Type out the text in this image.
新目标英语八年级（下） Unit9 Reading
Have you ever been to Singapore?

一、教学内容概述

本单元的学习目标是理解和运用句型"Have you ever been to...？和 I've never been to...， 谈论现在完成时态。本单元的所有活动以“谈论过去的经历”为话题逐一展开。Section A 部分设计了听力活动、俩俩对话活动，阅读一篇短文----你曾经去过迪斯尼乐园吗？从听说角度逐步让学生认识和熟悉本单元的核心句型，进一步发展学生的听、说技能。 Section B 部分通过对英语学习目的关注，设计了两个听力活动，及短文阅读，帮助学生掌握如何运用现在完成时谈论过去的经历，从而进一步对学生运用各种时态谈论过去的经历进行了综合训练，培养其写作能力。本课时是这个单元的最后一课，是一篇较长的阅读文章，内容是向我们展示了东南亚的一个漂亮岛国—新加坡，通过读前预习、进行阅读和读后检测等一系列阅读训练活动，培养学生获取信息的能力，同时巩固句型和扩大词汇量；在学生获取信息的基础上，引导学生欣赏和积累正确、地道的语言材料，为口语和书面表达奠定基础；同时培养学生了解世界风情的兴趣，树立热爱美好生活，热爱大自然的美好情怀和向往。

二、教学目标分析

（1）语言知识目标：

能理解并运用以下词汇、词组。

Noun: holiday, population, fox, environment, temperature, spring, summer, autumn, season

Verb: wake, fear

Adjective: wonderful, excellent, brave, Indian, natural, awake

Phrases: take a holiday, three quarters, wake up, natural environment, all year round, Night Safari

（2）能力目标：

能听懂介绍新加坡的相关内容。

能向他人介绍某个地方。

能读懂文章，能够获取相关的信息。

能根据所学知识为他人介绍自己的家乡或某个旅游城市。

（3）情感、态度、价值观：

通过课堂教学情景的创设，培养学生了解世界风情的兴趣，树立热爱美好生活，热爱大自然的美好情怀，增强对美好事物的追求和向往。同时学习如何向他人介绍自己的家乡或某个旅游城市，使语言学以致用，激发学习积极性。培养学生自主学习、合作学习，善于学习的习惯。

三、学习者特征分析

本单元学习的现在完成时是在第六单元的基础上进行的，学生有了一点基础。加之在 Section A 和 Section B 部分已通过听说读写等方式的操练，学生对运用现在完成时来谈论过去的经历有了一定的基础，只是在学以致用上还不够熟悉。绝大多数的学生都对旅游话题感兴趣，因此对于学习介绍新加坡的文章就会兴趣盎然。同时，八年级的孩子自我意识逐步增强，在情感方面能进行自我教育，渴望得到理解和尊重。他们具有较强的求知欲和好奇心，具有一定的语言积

> Your objective
Print the material once more, exactly.

> Solution for this problem
Type out the text in this image.
新目标英语八年级（下） Unit9 Reading
Have you ever been to Singapore?

一、教学内容概述

本单元的学习目标是理解和运用句型"Have you ever been to...？和 I've never been to...， 谈论现在完成时态。本单元的所有活动以“谈论过去的经历”为话题逐一展开。Section A 部分设计了听力活动、俩俩对话活动，阅读一篇短文----你曾经去过迪斯尼乐园吗？从听说角度逐步让学生认识和熟悉本单元的核心句型，进一步发展学生的听、说技能。 Section B 部分通过对英语学习目的关注，设计了两个听力活动，及短文阅读，帮助学生掌握如何运用现在完成时谈论过去的经历，从而进一步对学生运用各种时态谈论过去的经历进行了综合训练，培养其写作能力。本课时是这个单元的最后一课，是一篇较长的阅读文章，内容是向我们展示了东南亚的一个漂亮岛国—新加坡，通过读前预习、进行阅读和读后检测等一系列阅读训练活动，培养学生获取信息的能力，同时巩固句型和扩大词汇量；在学生获取信息的基础上，引导学生欣赏和积累正确、地道的语言材料，为口语和书面表达奠定基础；同时培养学生了解世界风情的兴趣，树立热爱美好生活，热爱大自然的美好情怀和向往。

二、教学目标分析

（1）语言知识目标：

能理解并运用以下词汇、词组。

Noun: holiday, population, fox, environment, temperature, spring, summer, autumn, season

Verb: wake, fear

Adjective: wonderful, excellent, brave, Indian, natural, awake

Phrases: take a holiday, three quarters, wake up, natural environment, all year round, Night Safari

（2）能力目标：

能听懂介绍新加坡的相关内容。

能向他人介绍某个地方。

能读懂文章，能够获取相关的信息。

能根据所学知识为他人介绍自己的家乡或某个旅游城市。

（3）情感、态度、价值观：

通过课堂教学情景的创设，培养学生了解世界风情的兴趣，树立热爱美好生活，热爱大自然的美好情怀，增强对美好事物的追求和向往。同时学习如何向他人介绍自己的家乡或某个旅游城市，使语言学以致用，激发学习积极性。培养学生自主学习、合作学习，善于学习的习惯。

三、学习者特征分析

本单元学习的现在完成时是在第六单元的基础上进行的，学生有了一点基础。加之在 Section A 和 Section B 部分已通过听说读写等方式的操练，学生对运用现在完成时来谈论过去的经历有了一定的基础，只是在学以致用上还不够熟悉。绝大多数的学生都对旅游话题感兴趣，因此对于学习介绍新加坡的文章就会兴趣盎然。同时，八年级的孩子自我意识逐步增强，在情感方面能进行自我教育，渴望得到理解和尊重。他们具有较强的求知欲和好奇心，具有一定的语言积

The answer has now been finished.